Data entries:
====
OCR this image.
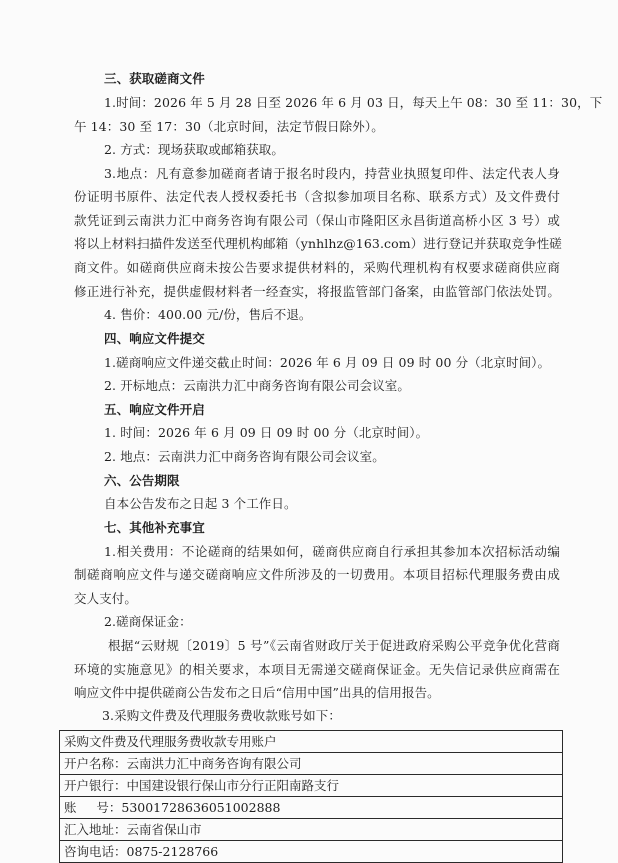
三、获取磋商文件
1.时间：2026 年 5 月 28 日至 2026 年 6 月 03 日，每天上午 08：30 至 11：30，下
午 14：30 至 17：30（北京时间，法定节假日除外）。
2. 方式：现场获取或邮箱获取。
3.地点：凡有意参加磋商者请于报名时段内，持营业执照复印件、法定代表人身
份证明书原件、法定代表人授权委托书（含拟参加项目名称、联系方式）及文件费付
款凭证到云南洪力汇中商务咨询有限公司（保山市隆阳区永昌街道高桥小区 3 号）或
将以上材料扫描件发送至代理机构邮箱（ynhlhz@163.com）进行登记并获取竞争性磋
商文件。如磋商供应商未按公告要求提供材料的，采购代理机构有权要求磋商供应商
修正进行补充，提供虚假材料者一经查实，将报监管部门备案，由监管部门依法处罚。
4. 售价：400.00 元/份，售后不退。
四、响应文件提交
1.磋商响应文件递交截止时间：2026 年 6 月 09 日 09 时 00 分（北京时间）。
2. 开标地点：云南洪力汇中商务咨询有限公司会议室。
五、响应文件开启
1. 时间：2026 年 6 月 09 日 09 时 00 分（北京时间）。
2. 地点：云南洪力汇中商务咨询有限公司会议室。
六、公告期限
自本公告发布之日起 3 个工作日。
七、其他补充事宜
1.相关费用：不论磋商的结果如何，磋商供应商自行承担其参加本次招标活动编
制磋商响应文件与递交磋商响应文件所涉及的一切费用。本项目招标代理服务费由成
交人支付。
2.磋商保证金：
根据“云财规〔2019〕5 号”《云南省财政厅关于促进政府采购公平竞争优化营商
环境的实施意见》的相关要求，本项目无需递交磋商保证金。无失信记录供应商需在
响应文件中提供磋商公告发布之日后“信用中国”出具的信用报告。
3.采购文件费及代理服务费收款账号如下：
采购文件费及代理服务费收款专用账户
开户名称：云南洪力汇中商务咨询有限公司
开户银行：中国建设银行保山市分行正阳南路支行
账     号：53001728636051002888
汇入地址：云南省保山市
咨询电话：0875-2128766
====
Written request
Repeat the records in full, exactly as they appear, without the pictures.

Exercise response
OCR this image.
三、获取磋商文件
1.时间：2026 年 5 月 28 日至 2026 年 6 月 03 日，每天上午 08：30 至 11：30，下
午 14：30 至 17：30（北京时间，法定节假日除外）。
2. 方式：现场获取或邮箱获取。
3.地点：凡有意参加磋商者请于报名时段内，持营业执照复印件、法定代表人身
份证明书原件、法定代表人授权委托书（含拟参加项目名称、联系方式）及文件费付
款凭证到云南洪力汇中商务咨询有限公司（保山市隆阳区永昌街道高桥小区 3 号）或
将以上材料扫描件发送至代理机构邮箱（ynhlhz@163.com）进行登记并获取竞争性磋
商文件。如磋商供应商未按公告要求提供材料的，采购代理机构有权要求磋商供应商
修正进行补充，提供虚假材料者一经查实，将报监管部门备案，由监管部门依法处罚。
4. 售价：400.00 元/份，售后不退。
四、响应文件提交
1.磋商响应文件递交截止时间：2026 年 6 月 09 日 09 时 00 分（北京时间）。
2. 开标地点：云南洪力汇中商务咨询有限公司会议室。
五、响应文件开启
1. 时间：2026 年 6 月 09 日 09 时 00 分（北京时间）。
2. 地点：云南洪力汇中商务咨询有限公司会议室。
六、公告期限
自本公告发布之日起 3 个工作日。
七、其他补充事宜
1.相关费用：不论磋商的结果如何，磋商供应商自行承担其参加本次招标活动编
制磋商响应文件与递交磋商响应文件所涉及的一切费用。本项目招标代理服务费由成
交人支付。
2.磋商保证金：
根据“云财规〔2019〕5 号”《云南省财政厅关于促进政府采购公平竞争优化营商
环境的实施意见》的相关要求，本项目无需递交磋商保证金。无失信记录供应商需在
响应文件中提供磋商公告发布之日后“信用中国”出具的信用报告。
3.采购文件费及代理服务费收款账号如下：
采购文件费及代理服务费收款专用账户
开户名称：云南洪力汇中商务咨询有限公司
开户银行：中国建设银行保山市分行正阳南路支行
账     号：53001728636051002888
汇入地址：云南省保山市
咨询电话：0875-2128766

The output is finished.